* [Records to process]

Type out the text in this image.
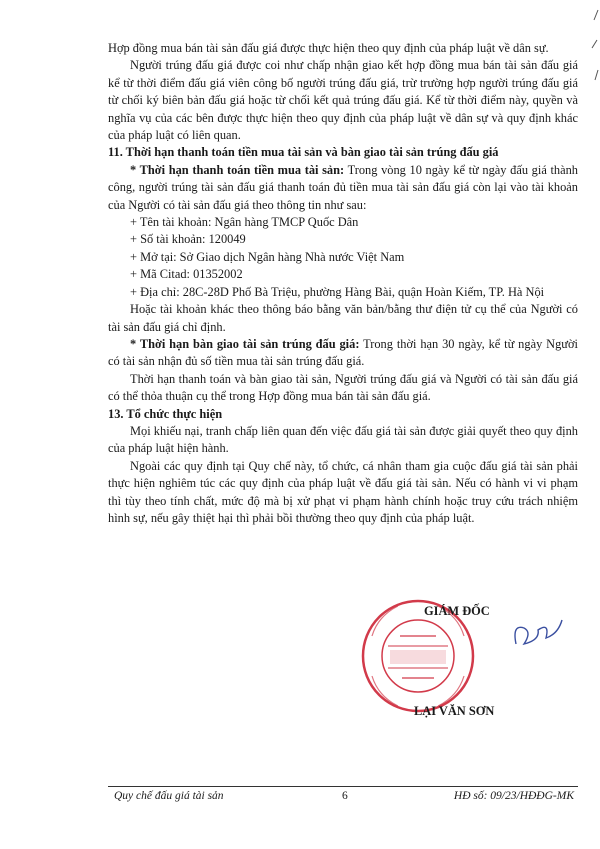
Hợp đồng mua bán tài sản đấu giá được thực hiện theo quy định của pháp luật về dân sự.

Người trúng đấu giá được coi như chấp nhận giao kết hợp đồng mua bán tài sản đấu giá kể từ thời điểm đấu giá viên công bố người trúng đấu giá, trừ trường hợp người trúng đấu giá từ chối ký biên bản đấu giá hoặc từ chối kết quả trúng đấu giá. Kể từ thời điểm này, quyền và nghĩa vụ của các bên được thực hiện theo quy định của pháp luật về dân sự và quy định khác của pháp luật có liên quan.

11. Thời hạn thanh toán tiền mua tài sản và bàn giao tài sản trúng đấu giá

* Thời hạn thanh toán tiền mua tài sản: Trong vòng 10 ngày kể từ ngày đấu giá thành công, người trúng tài sản đấu giá thanh toán đủ tiền mua tài sản đấu giá còn lại vào tài khoản của Người có tài sản đấu giá theo thông tin như sau:

+ Tên tài khoản: Ngân hàng TMCP Quốc Dân

+ Số tài khoản: 120049

+ Mở tại: Sở Giao dịch Ngân hàng Nhà nước Việt Nam

+ Mã Citad: 01352002

+ Địa chỉ: 28C-28D Phố Bà Triệu, phường Hàng Bài, quận Hoàn Kiếm, TP. Hà Nội

Hoặc tài khoản khác theo thông báo bằng văn bản/bằng thư điện tử cụ thể của Người có tài sản đấu giá chỉ định.

* Thời hạn bàn giao tài sản trúng đấu giá: Trong thời hạn 30 ngày, kể từ ngày Người có tài sản nhận đủ số tiền mua tài sản trúng đấu giá.

Thời hạn thanh toán và bàn giao tài sản, Người trúng đấu giá và Người có tài sản đấu giá có thể thỏa thuận cụ thể trong Hợp đồng mua bán tài sản đấu giá.

13. Tổ chức thực hiện

Mọi khiếu nại, tranh chấp liên quan đến việc đấu giá tài sản được giải quyết theo quy định của pháp luật hiện hành.

Ngoài các quy định tại Quy chế này, tổ chức, cá nhân tham gia cuộc đấu giá tài sản phải thực hiện nghiêm túc các quy định của pháp luật về đấu giá tài sản. Nếu có hành vi vi phạm thì tùy theo tính chất, mức độ mà bị xử phạt vi phạm hành chính hoặc truy cứu trách nhiệm hình sự, nếu gây thiệt hại thì phải bồi thường theo quy định của pháp luật.

GIÁM ĐỐC
LẠI VĂN SƠN
Quy chế đấu giá tài sản	6	HĐ số: 09/23/HĐĐG-MK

* [Given task]
Your copy should repeat each entry above exactly but contain no pictures.

* [Expected answer]
Type out the text in this image.
Hợp đồng mua bán tài sản đấu giá được thực hiện theo quy định của pháp luật về dân sự.

Người trúng đấu giá được coi như chấp nhận giao kết hợp đồng mua bán tài sản đấu giá kể từ thời điểm đấu giá viên công bố người trúng đấu giá, trừ trường hợp người trúng đấu giá từ chối ký biên bản đấu giá hoặc từ chối kết quả trúng đấu giá. Kể từ thời điểm này, quyền và nghĩa vụ của các bên được thực hiện theo quy định của pháp luật về dân sự và quy định khác của pháp luật có liên quan.

11. Thời hạn thanh toán tiền mua tài sản và bàn giao tài sản trúng đấu giá

* Thời hạn thanh toán tiền mua tài sản: Trong vòng 10 ngày kể từ ngày đấu giá thành công, người trúng tài sản đấu giá thanh toán đủ tiền mua tài sản đấu giá còn lại vào tài khoản của Người có tài sản đấu giá theo thông tin như sau:

+ Tên tài khoản: Ngân hàng TMCP Quốc Dân

+ Số tài khoản: 120049

+ Mở tại: Sở Giao dịch Ngân hàng Nhà nước Việt Nam

+ Mã Citad: 01352002

+ Địa chỉ: 28C-28D Phố Bà Triệu, phường Hàng Bài, quận Hoàn Kiếm, TP. Hà Nội

Hoặc tài khoản khác theo thông báo bằng văn bản/bằng thư điện tử cụ thể của Người có tài sản đấu giá chỉ định.

* Thời hạn bàn giao tài sản trúng đấu giá: Trong thời hạn 30 ngày, kể từ ngày Người có tài sản nhận đủ số tiền mua tài sản trúng đấu giá.

Thời hạn thanh toán và bàn giao tài sản, Người trúng đấu giá và Người có tài sản đấu giá có thể thỏa thuận cụ thể trong Hợp đồng mua bán tài sản đấu giá.

13. Tổ chức thực hiện

Mọi khiếu nại, tranh chấp liên quan đến việc đấu giá tài sản được giải quyết theo quy định của pháp luật hiện hành.

Ngoài các quy định tại Quy chế này, tổ chức, cá nhân tham gia cuộc đấu giá tài sản phải thực hiện nghiêm túc các quy định của pháp luật về đấu giá tài sản. Nếu có hành vi vi phạm thì tùy theo tính chất, mức độ mà bị xử phạt vi phạm hành chính hoặc truy cứu trách nhiệm hình sự, nếu gây thiệt hại thì phải bồi thường theo quy định của pháp luật.

GIÁM ĐỐC
LẠI VĂN SƠN
Quy chế đấu giá tài sản	6	HĐ số: 09/23/HĐĐG-MK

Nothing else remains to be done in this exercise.